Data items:

------------

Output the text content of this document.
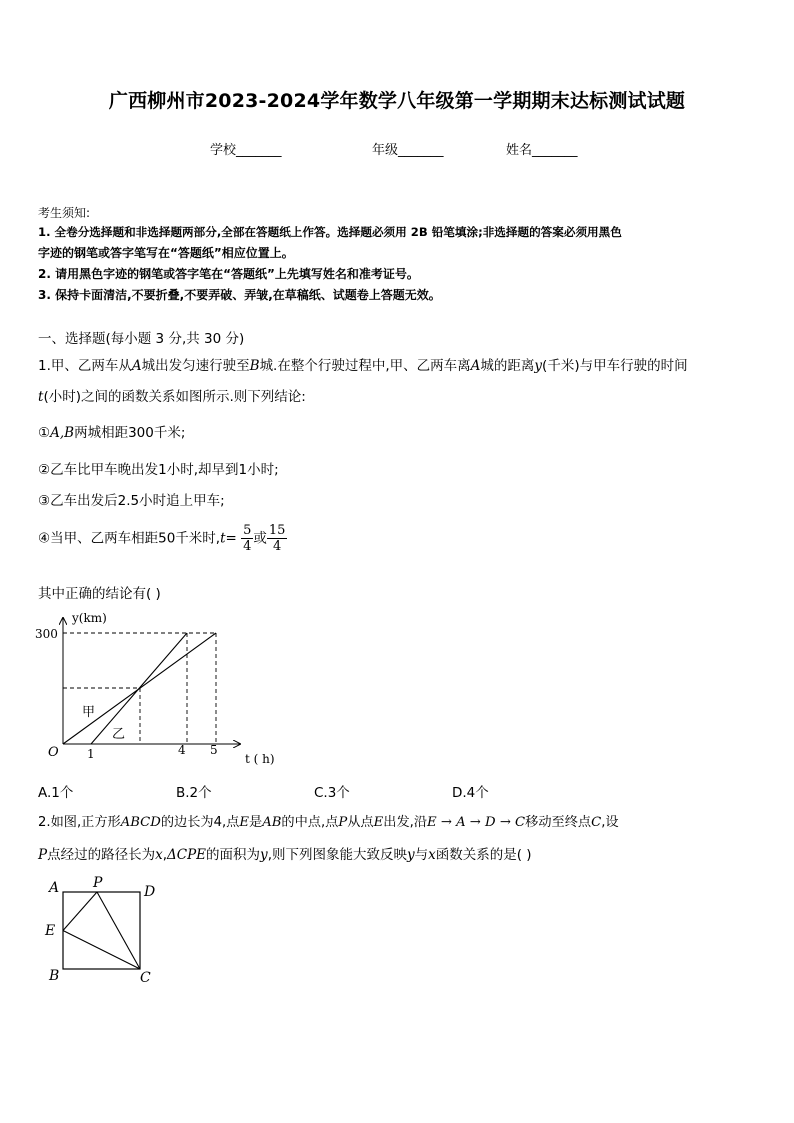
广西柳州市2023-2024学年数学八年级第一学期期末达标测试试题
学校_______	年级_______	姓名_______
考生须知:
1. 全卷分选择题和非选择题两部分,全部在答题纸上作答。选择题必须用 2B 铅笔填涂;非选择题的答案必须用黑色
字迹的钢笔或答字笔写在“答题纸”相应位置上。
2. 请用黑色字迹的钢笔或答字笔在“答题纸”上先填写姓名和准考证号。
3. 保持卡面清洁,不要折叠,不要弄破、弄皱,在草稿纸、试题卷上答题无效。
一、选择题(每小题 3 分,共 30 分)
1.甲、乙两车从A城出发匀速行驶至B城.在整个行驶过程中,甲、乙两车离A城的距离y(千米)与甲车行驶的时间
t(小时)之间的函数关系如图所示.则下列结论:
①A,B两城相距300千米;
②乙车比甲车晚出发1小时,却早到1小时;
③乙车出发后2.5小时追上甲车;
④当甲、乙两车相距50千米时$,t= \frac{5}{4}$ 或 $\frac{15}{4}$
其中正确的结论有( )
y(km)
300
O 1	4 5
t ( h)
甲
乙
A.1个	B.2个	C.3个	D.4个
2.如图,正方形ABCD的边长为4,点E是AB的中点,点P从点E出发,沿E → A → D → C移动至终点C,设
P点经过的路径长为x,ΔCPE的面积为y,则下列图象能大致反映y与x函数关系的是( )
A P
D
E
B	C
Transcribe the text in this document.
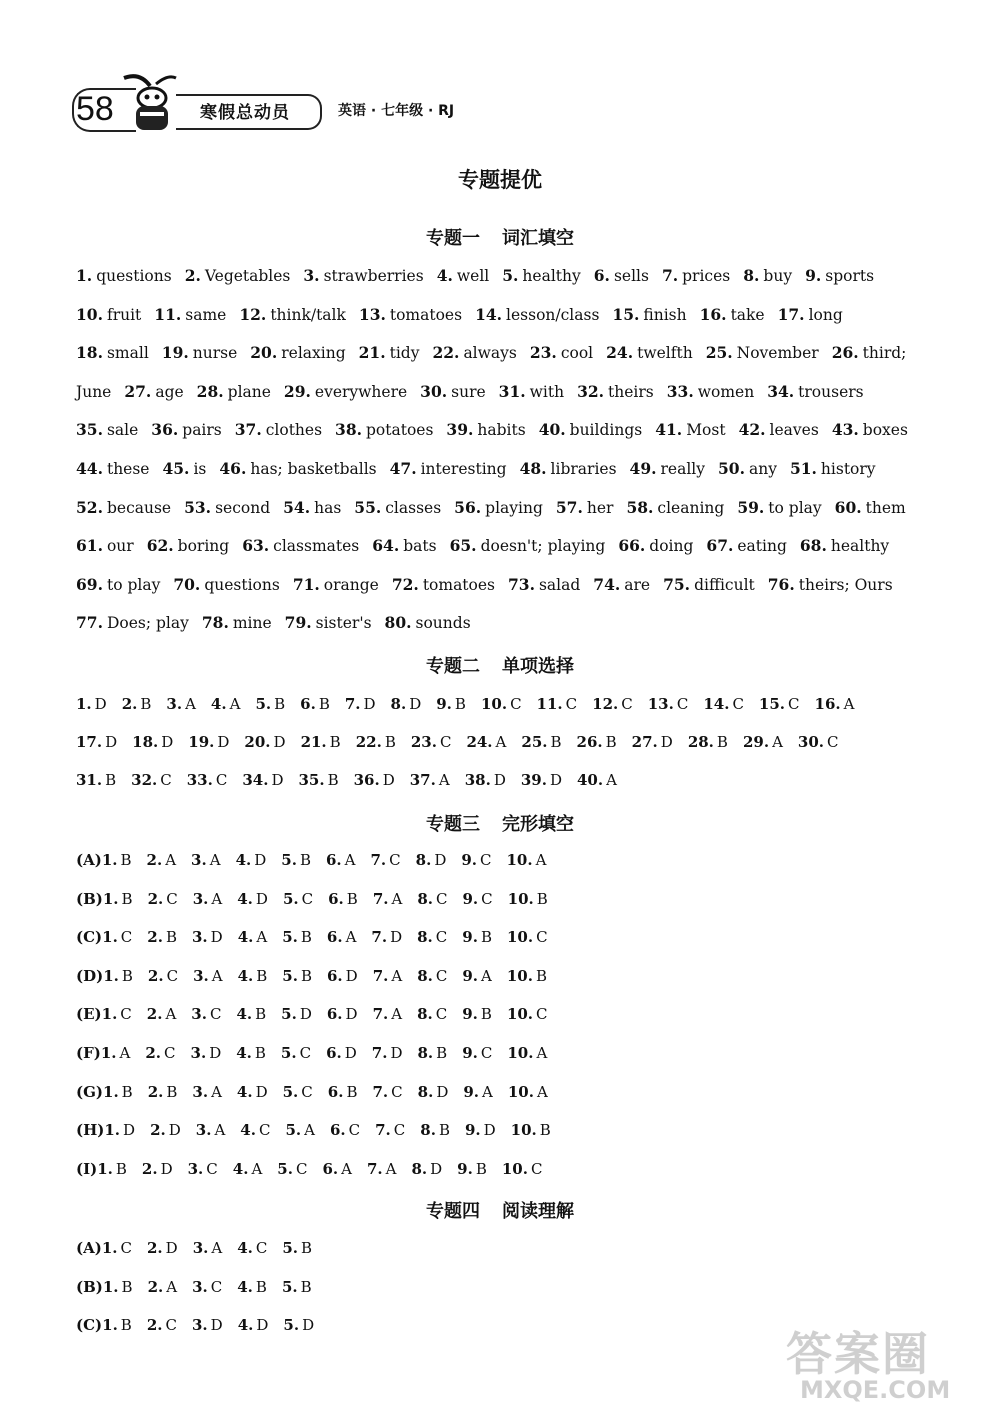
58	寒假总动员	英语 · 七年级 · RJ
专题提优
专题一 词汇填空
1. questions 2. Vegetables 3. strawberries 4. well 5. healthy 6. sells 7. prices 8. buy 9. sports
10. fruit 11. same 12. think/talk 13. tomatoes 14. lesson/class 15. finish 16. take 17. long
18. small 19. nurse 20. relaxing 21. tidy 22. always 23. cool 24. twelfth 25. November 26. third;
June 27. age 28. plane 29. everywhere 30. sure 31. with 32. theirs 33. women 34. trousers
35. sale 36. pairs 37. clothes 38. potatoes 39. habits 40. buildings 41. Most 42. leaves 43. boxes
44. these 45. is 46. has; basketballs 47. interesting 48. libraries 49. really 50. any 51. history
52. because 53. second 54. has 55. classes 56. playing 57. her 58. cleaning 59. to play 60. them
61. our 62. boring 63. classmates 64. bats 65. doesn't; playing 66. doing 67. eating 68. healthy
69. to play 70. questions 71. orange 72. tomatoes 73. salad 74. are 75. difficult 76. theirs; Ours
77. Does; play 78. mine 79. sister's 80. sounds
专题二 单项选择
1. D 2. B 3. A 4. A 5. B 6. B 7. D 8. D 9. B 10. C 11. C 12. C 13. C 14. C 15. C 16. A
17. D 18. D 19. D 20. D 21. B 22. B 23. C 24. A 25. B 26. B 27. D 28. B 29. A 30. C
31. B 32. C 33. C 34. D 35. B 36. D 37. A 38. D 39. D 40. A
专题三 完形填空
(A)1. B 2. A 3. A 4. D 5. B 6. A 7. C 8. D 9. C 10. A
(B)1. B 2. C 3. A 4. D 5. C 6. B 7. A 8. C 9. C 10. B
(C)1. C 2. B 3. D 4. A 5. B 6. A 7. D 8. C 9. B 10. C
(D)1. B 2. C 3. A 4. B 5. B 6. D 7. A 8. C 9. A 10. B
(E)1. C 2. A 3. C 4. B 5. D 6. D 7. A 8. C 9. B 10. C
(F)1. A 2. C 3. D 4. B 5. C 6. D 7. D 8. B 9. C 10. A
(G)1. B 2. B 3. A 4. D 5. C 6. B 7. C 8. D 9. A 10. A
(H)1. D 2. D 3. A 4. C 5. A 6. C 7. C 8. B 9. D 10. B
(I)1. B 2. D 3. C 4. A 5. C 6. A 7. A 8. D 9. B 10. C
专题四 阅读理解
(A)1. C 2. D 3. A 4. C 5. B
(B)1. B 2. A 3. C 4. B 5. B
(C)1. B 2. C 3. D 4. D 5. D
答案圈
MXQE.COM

------------

**Given instruction:** Repeat each record exactly, with the pictures left out.

**Exercise answer:**
Output the text content of this document.
广西柳州市2023-2024学年数学八年级第一学期期末达标测试试题
学校_______	年级_______	姓名_______
考生须知:
1. 全卷分选择题和非选择题两部分,全部在答题纸上作答。选择题必须用 2B 铅笔填涂;非选择题的答案必须用黑色
字迹的钢笔或答字笔写在“答题纸”相应位置上。
2. 请用黑色字迹的钢笔或答字笔在“答题纸”上先填写姓名和准考证号。
3. 保持卡面清洁,不要折叠,不要弄破、弄皱,在草稿纸、试题卷上答题无效。
一、选择题(每小题 3 分,共 30 分)
1.甲、乙两车从A城出发匀速行驶至B城.在整个行驶过程中,甲、乙两车离A城的距离y(千米)与甲车行驶的时间
t(小时)之间的函数关系如图所示.则下列结论:
①A,B两城相距300千米;
②乙车比甲车晚出发1小时,却早到1小时;
③乙车出发后2.5小时追上甲车;
④当甲、乙两车相距50千米时$,t= \frac{5}{4}$ 或 $\frac{15}{4}$
其中正确的结论有( )
y(km)
300
O 1	4 5
t ( h)
甲
乙
A.1个	B.2个	C.3个	D.4个
2.如图,正方形ABCD的边长为4,点E是AB的中点,点P从点E出发,沿E → A → D → C移动至终点C,设
P点经过的路径长为x,ΔCPE的面积为y,则下列图象能大致反映y与x函数关系的是( )
A P
D
E
B	C
Transcribe the text in this document.
58	寒假总动员	英语 · 七年级 · RJ
专题提优
专题一 词汇填空
1. questions 2. Vegetables 3. strawberries 4. well 5. healthy 6. sells 7. prices 8. buy 9. sports
10. fruit 11. same 12. think/talk 13. tomatoes 14. lesson/class 15. finish 16. take 17. long
18. small 19. nurse 20. relaxing 21. tidy 22. always 23. cool 24. twelfth 25. November 26. third;
June 27. age 28. plane 29. everywhere 30. sure 31. with 32. theirs 33. women 34. trousers
35. sale 36. pairs 37. clothes 38. potatoes 39. habits 40. buildings 41. Most 42. leaves 43. boxes
44. these 45. is 46. has; basketballs 47. interesting 48. libraries 49. really 50. any 51. history
52. because 53. second 54. has 55. classes 56. playing 57. her 58. cleaning 59. to play 60. them
61. our 62. boring 63. classmates 64. bats 65. doesn't; playing 66. doing 67. eating 68. healthy
69. to play 70. questions 71. orange 72. tomatoes 73. salad 74. are 75. difficult 76. theirs; Ours
77. Does; play 78. mine 79. sister's 80. sounds
专题二 单项选择
1. D 2. B 3. A 4. A 5. B 6. B 7. D 8. D 9. B 10. C 11. C 12. C 13. C 14. C 15. C 16. A
17. D 18. D 19. D 20. D 21. B 22. B 23. C 24. A 25. B 26. B 27. D 28. B 29. A 30. C
31. B 32. C 33. C 34. D 35. B 36. D 37. A 38. D 39. D 40. A
专题三 完形填空
(A)1. B 2. A 3. A 4. D 5. B 6. A 7. C 8. D 9. C 10. A
(B)1. B 2. C 3. A 4. D 5. C 6. B 7. A 8. C 9. C 10. B
(C)1. C 2. B 3. D 4. A 5. B 6. A 7. D 8. C 9. B 10. C
(D)1. B 2. C 3. A 4. B 5. B 6. D 7. A 8. C 9. A 10. B
(E)1. C 2. A 3. C 4. B 5. D 6. D 7. A 8. C 9. B 10. C
(F)1. A 2. C 3. D 4. B 5. C 6. D 7. D 8. B 9. C 10. A
(G)1. B 2. B 3. A 4. D 5. C 6. B 7. C 8. D 9. A 10. A
(H)1. D 2. D 3. A 4. C 5. A 6. C 7. C 8. B 9. D 10. B
(I)1. B 2. D 3. C 4. A 5. C 6. A 7. A 8. D 9. B 10. C
专题四 阅读理解
(A)1. C 2. D 3. A 4. C 5. B
(B)1. B 2. A 3. C 4. B 5. B
(C)1. B 2. C 3. D 4. D 5. D
答案圈
MXQE.COM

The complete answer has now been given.